§ Given request:
All entries must be repeated exactly; do not include the pictures.

[Source data start]

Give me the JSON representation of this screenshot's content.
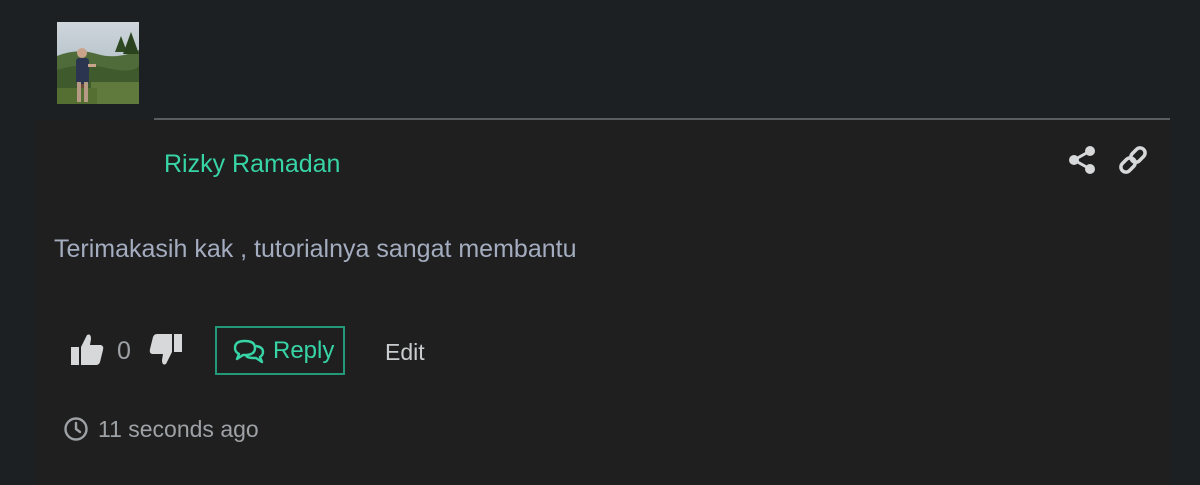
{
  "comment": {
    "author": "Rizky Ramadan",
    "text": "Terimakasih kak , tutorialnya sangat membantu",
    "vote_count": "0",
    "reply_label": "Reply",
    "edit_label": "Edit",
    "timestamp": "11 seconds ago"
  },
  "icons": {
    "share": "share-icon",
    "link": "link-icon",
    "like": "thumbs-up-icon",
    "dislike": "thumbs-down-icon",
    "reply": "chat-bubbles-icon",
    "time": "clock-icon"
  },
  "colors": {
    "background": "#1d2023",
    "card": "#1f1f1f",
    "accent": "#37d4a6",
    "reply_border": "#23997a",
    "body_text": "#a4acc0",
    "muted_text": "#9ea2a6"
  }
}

[Source data end]

§ The answer:
Give me the JSON representation of this screenshot's content.
{
  "comment": {
    "author": "Rizky Ramadan",
    "text": "Terimakasih kak , tutorialnya sangat membantu",
    "vote_count": "0",
    "reply_label": "Reply",
    "edit_label": "Edit",
    "timestamp": "11 seconds ago"
  },
  "icons": {
    "share": "share-icon",
    "link": "link-icon",
    "like": "thumbs-up-icon",
    "dislike": "thumbs-down-icon",
    "reply": "chat-bubbles-icon",
    "time": "clock-icon"
  },
  "colors": {
    "background": "#1d2023",
    "card": "#1f1f1f",
    "accent": "#37d4a6",
    "reply_border": "#23997a",
    "body_text": "#a4acc0",
    "muted_text": "#9ea2a6"
  }
}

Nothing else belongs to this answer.